▶ **PROBLEM DESCRIPTION**
Set down every entry again word for word, please, but skip the pictures.

====== GIVEN ENTRIES ======

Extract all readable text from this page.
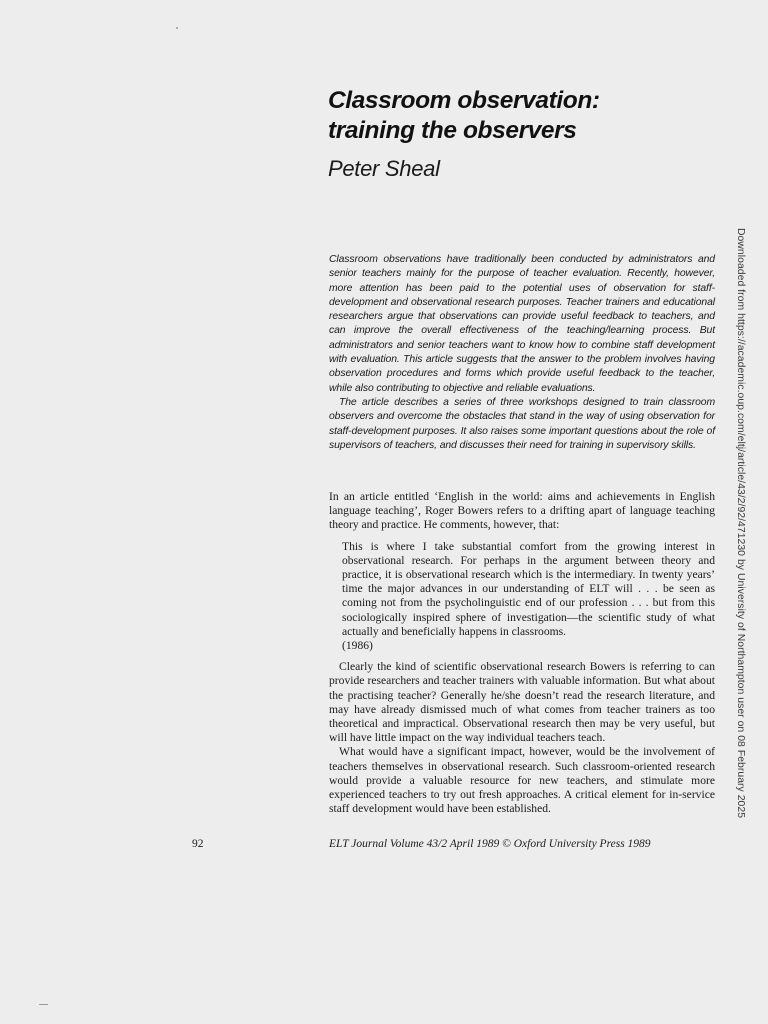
Classroom observation:
training the observers
Peter Sheal

Classroom observations have traditionally been conducted by administrators and senior teachers mainly for the purpose of teacher evaluation. Recently, however, more attention has been paid to the potential uses of observation for staff-development and observational research purposes. Teacher trainers and educational researchers argue that observations can provide useful feedback to teachers, and can improve the overall effectiveness of the teaching/learning process. But administrators and senior teachers want to know how to combine staff development with evaluation. This article suggests that the answer to the problem involves having observation procedures and forms which provide useful feedback to the teacher, while also contributing to objective and reliable evaluations.

The article describes a series of three workshops designed to train classroom observers and overcome the obstacles that stand in the way of using observation for staff-development purposes. It also raises some important questions about the role of supervisors of teachers, and discusses their need for training in supervisory skills.

In an article entitled ‘English in the world: aims and achievements in English language teaching’, Roger Bowers refers to a drifting apart of language teaching theory and practice. He comments, however, that:

This is where I take substantial comfort from the growing interest in observational research. For perhaps in the argument between theory and practice, it is observational research which is the intermediary. In twenty years’ time the major advances in our understanding of ELT will . . . be seen as coming not from the psycholinguistic end of our profession . . . but from this sociologically inspired sphere of investigation—the scientific study of what actually and beneficially happens in classrooms.
(1986)

Clearly the kind of scientific observational research Bowers is referring to can provide researchers and teacher trainers with valuable information. But what about the practising teacher? Generally he/she doesn’t read the research literature, and may have already dismissed much of what comes from teacher trainers as too theoretical and impractical. Observational research then may be very useful, but will have little impact on the way individual teachers teach.

What would have a significant impact, however, would be the involvement of teachers themselves in observational research. Such classroom-oriented research would provide a valuable resource for new teachers, and stimulate more experienced teachers to try out fresh approaches. A critical element for in-service staff development would have been established.

92	ELT Journal Volume 43/2 April 1989 © Oxford University Press 1989
Downloaded from https://academic.oup.com/eltj/article/43/2/92/471230 by University of Northampton user on 08 February 2025
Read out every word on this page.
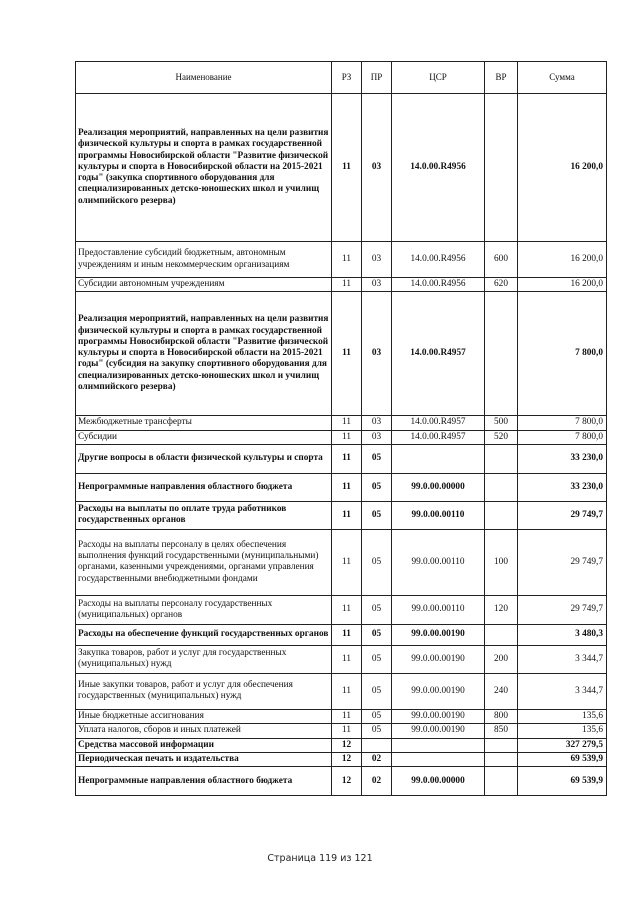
Наименование	РЗ	ПР	ЦСР	ВР	Сумма
Реализация мероприятий, направленных на цели развития физической культуры и спорта в рамках государственной программы Новосибирской области "Развитие физической культуры и спорта в Новосибирской области на 2015-2021 годы" (закупка спортивного оборудования для специализированных детско-юношеских школ и училищ олимпийского резерва)	11	03	14.0.00.R4956		16 200,0
Предоставление субсидий бюджетным, автономным учреждениям и иным некоммерческим организациям	11	03	14.0.00.R4956	600	16 200,0
Субсидии автономным учреждениям	11	03	14.0.00.R4956	620	16 200,0
Реализация мероприятий, направленных на цели развития физической культуры и спорта в рамках государственной программы Новосибирской области "Развитие физической культуры и спорта в Новосибирской области на 2015-2021 годы" (субсидия на закупку спортивного оборудования для специализированных детско-юношеских школ и училищ олимпийского резерва)	11	03	14.0.00.R4957		7 800,0
Межбюджетные трансферты	11	03	14.0.00.R4957	500	7 800,0
Субсидии	11	03	14.0.00.R4957	520	7 800,0
Другие вопросы в области физической культуры и спорта	11	05			33 230,0
Непрограммные направления областного бюджета	11	05	99.0.00.00000		33 230,0
Расходы на выплаты по оплате труда работников государственных органов	11	05	99.0.00.00110		29 749,7
Расходы на выплаты персоналу в целях обеспечения выполнения функций государственными (муниципальными) органами, казенными учреждениями, органами управления государственными внебюджетными фондами	11	05	99.0.00.00110	100	29 749,7
Расходы на выплаты персоналу государственных (муниципальных) органов	11	05	99.0.00.00110	120	29 749,7
Расходы на обеспечение функций государственных органов	11	05	99.0.00.00190		3 480,3
Закупка товаров, работ и услуг для государственных (муниципальных) нужд	11	05	99.0.00.00190	200	3 344,7
Иные закупки товаров, работ и услуг для обеспечения государственных (муниципальных) нужд	11	05	99.0.00.00190	240	3 344,7
Иные бюджетные ассигнования	11	05	99.0.00.00190	800	135,6
Уплата налогов, сборов и иных платежей	11	05	99.0.00.00190	850	135,6
Средства массовой информации	12				327 279,5
Периодическая печать и издательства	12	02			69 539,9
Непрограммные направления областного бюджета	12	02	99.0.00.00000		69 539,9
Страница 119 из 121
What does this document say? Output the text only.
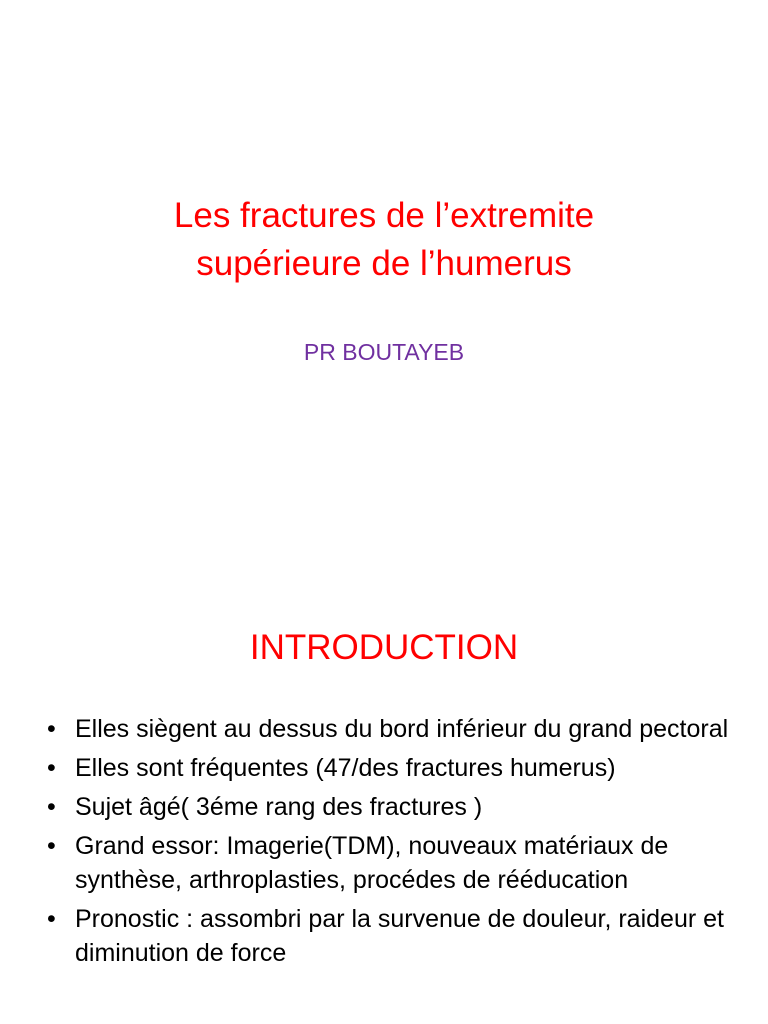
Les fractures de l’extremite
supérieure de l’humerus
PR BOUTAYEB
INTRODUCTION
• Elles siègent au dessus du bord inférieur du grand pectoral
• Elles sont fréquentes (47/des fractures humerus)
• Sujet âgé( 3éme rang des fractures )
• Grand essor: Imagerie(TDM), nouveaux matériaux de synthèse, arthroplasties, procédes de rééducation
• Pronostic : assombri par la survenue de douleur, raideur et diminution de force
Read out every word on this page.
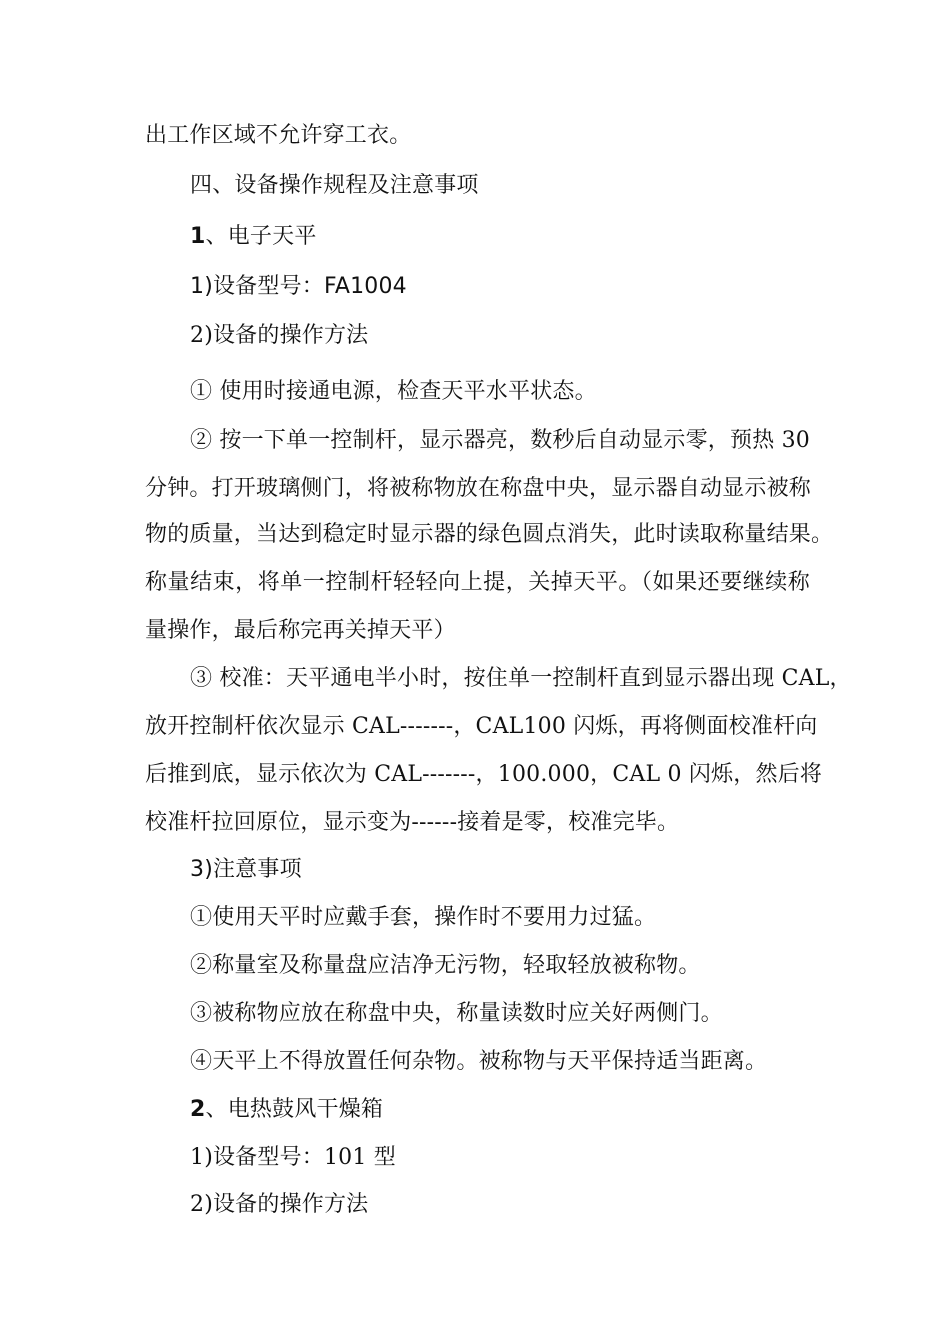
出工作区域不允许穿工衣。
四、设备操作规程及注意事项
1、电子天平
1)设备型号：FA1004
2)设备的操作方法
① 使用时接通电源，检查天平水平状态。
② 按一下单一控制杆，显示器亮，数秒后自动显示零，预热 30
分钟。打开玻璃侧门，将被称物放在称盘中央，显示器自动显示被称
物的质量，当达到稳定时显示器的绿色圆点消失，此时读取称量结果。
称量结束，将单一控制杆轻轻向上提，关掉天平。（如果还要继续称
量操作，最后称完再关掉天平）
③ 校准：天平通电半小时，按住单一控制杆直到显示器出现 CAL，
放开控制杆依次显示 CAL-------，CAL100 闪烁，再将侧面校准杆向
后推到底，显示依次为 CAL-------，100.000，CAL 0 闪烁，然后将
校准杆拉回原位，显示变为------接着是零，校准完毕。
3)注意事项
①使用天平时应戴手套，操作时不要用力过猛。
②称量室及称量盘应洁净无污物，轻取轻放被称物。
③被称物应放在称盘中央，称量读数时应关好两侧门。
④天平上不得放置任何杂物。被称物与天平保持适当距离。
2、电热鼓风干燥箱
1)设备型号：101 型
2)设备的操作方法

======

▶ **OUTPUT FOR THIS EXERCISE**
Extract all readable text from this page.
Classroom observation:
training the observers
Peter Sheal

Classroom observations have traditionally been conducted by administrators and senior teachers mainly for the purpose of teacher evaluation. Recently, however, more attention has been paid to the potential uses of observation for staff-development and observational research purposes. Teacher trainers and educational researchers argue that observations can provide useful feedback to teachers, and can improve the overall effectiveness of the teaching/learning process. But administrators and senior teachers want to know how to combine staff development with evaluation. This article suggests that the answer to the problem involves having observation procedures and forms which provide useful feedback to the teacher, while also contributing to objective and reliable evaluations.

The article describes a series of three workshops designed to train classroom observers and overcome the obstacles that stand in the way of using observation for staff-development purposes. It also raises some important questions about the role of supervisors of teachers, and discusses their need for training in supervisory skills.

In an article entitled ‘English in the world: aims and achievements in English language teaching’, Roger Bowers refers to a drifting apart of language teaching theory and practice. He comments, however, that:

This is where I take substantial comfort from the growing interest in observational research. For perhaps in the argument between theory and practice, it is observational research which is the intermediary. In twenty years’ time the major advances in our understanding of ELT will . . . be seen as coming not from the psycholinguistic end of our profession . . . but from this sociologically inspired sphere of investigation—the scientific study of what actually and beneficially happens in classrooms.
(1986)

Clearly the kind of scientific observational research Bowers is referring to can provide researchers and teacher trainers with valuable information. But what about the practising teacher? Generally he/she doesn’t read the research literature, and may have already dismissed much of what comes from teacher trainers as too theoretical and impractical. Observational research then may be very useful, but will have little impact on the way individual teachers teach.

What would have a significant impact, however, would be the involvement of teachers themselves in observational research. Such classroom-oriented research would provide a valuable resource for new teachers, and stimulate more experienced teachers to try out fresh approaches. A critical element for in-service staff development would have been established.

92	ELT Journal Volume 43/2 April 1989 © Oxford University Press 1989
Downloaded from https://academic.oup.com/eltj/article/43/2/92/471230 by University of Northampton user on 08 February 2025
Read out every word on this page.
Наименование	РЗ	ПР	ЦСР	ВР	Сумма
Реализация мероприятий, направленных на цели развития физической культуры и спорта в рамках государственной программы Новосибирской области "Развитие физической культуры и спорта в Новосибирской области на 2015-2021 годы" (закупка спортивного оборудования для специализированных детско-юношеских школ и училищ олимпийского резерва)	11	03	14.0.00.R4956		16 200,0
Предоставление субсидий бюджетным, автономным учреждениям и иным некоммерческим организациям	11	03	14.0.00.R4956	600	16 200,0
Субсидии автономным учреждениям	11	03	14.0.00.R4956	620	16 200,0
Реализация мероприятий, направленных на цели развития физической культуры и спорта в рамках государственной программы Новосибирской области "Развитие физической культуры и спорта в Новосибирской области на 2015-2021 годы" (субсидия на закупку спортивного оборудования для специализированных детско-юношеских школ и училищ олимпийского резерва)	11	03	14.0.00.R4957		7 800,0
Межбюджетные трансферты	11	03	14.0.00.R4957	500	7 800,0
Субсидии	11	03	14.0.00.R4957	520	7 800,0
Другие вопросы в области физической культуры и спорта	11	05			33 230,0
Непрограммные направления областного бюджета	11	05	99.0.00.00000		33 230,0
Расходы на выплаты по оплате труда работников государственных органов	11	05	99.0.00.00110		29 749,7
Расходы на выплаты персоналу в целях обеспечения выполнения функций государственными (муниципальными) органами, казенными учреждениями, органами управления государственными внебюджетными фондами	11	05	99.0.00.00110	100	29 749,7
Расходы на выплаты персоналу государственных (муниципальных) органов	11	05	99.0.00.00110	120	29 749,7
Расходы на обеспечение функций государственных органов	11	05	99.0.00.00190		3 480,3
Закупка товаров, работ и услуг для государственных (муниципальных) нужд	11	05	99.0.00.00190	200	3 344,7
Иные закупки товаров, работ и услуг для обеспечения государственных (муниципальных) нужд	11	05	99.0.00.00190	240	3 344,7
Иные бюджетные ассигнования	11	05	99.0.00.00190	800	135,6
Уплата налогов, сборов и иных платежей	11	05	99.0.00.00190	850	135,6
Средства массовой информации	12				327 279,5
Периодическая печать и издательства	12	02			69 539,9
Непрограммные направления областного бюджета	12	02	99.0.00.00000		69 539,9
Страница 119 из 121
What does this document say? Output the text only.
Les fractures de l’extremite
supérieure de l’humerus
PR BOUTAYEB
INTRODUCTION
• Elles siègent au dessus du bord inférieur du grand pectoral
• Elles sont fréquentes (47/des fractures humerus)
• Sujet âgé( 3éme rang des fractures )
• Grand essor: Imagerie(TDM), nouveaux matériaux de synthèse, arthroplasties, procédes de rééducation
• Pronostic : assombri par la survenue de douleur, raideur et diminution de force
Read out every word on this page.
出工作区域不允许穿工衣。
四、设备操作规程及注意事项
1、电子天平
1)设备型号：FA1004
2)设备的操作方法
① 使用时接通电源，检查天平水平状态。
② 按一下单一控制杆，显示器亮，数秒后自动显示零，预热 30
分钟。打开玻璃侧门，将被称物放在称盘中央，显示器自动显示被称
物的质量，当达到稳定时显示器的绿色圆点消失，此时读取称量结果。
称量结束，将单一控制杆轻轻向上提，关掉天平。（如果还要继续称
量操作，最后称完再关掉天平）
③ 校准：天平通电半小时，按住单一控制杆直到显示器出现 CAL，
放开控制杆依次显示 CAL-------，CAL100 闪烁，再将侧面校准杆向
后推到底，显示依次为 CAL-------，100.000，CAL 0 闪烁，然后将
校准杆拉回原位，显示变为------接着是零，校准完毕。
3)注意事项
①使用天平时应戴手套，操作时不要用力过猛。
②称量室及称量盘应洁净无污物，轻取轻放被称物。
③被称物应放在称盘中央，称量读数时应关好两侧门。
④天平上不得放置任何杂物。被称物与天平保持适当距离。
2、电热鼓风干燥箱
1)设备型号：101 型
2)设备的操作方法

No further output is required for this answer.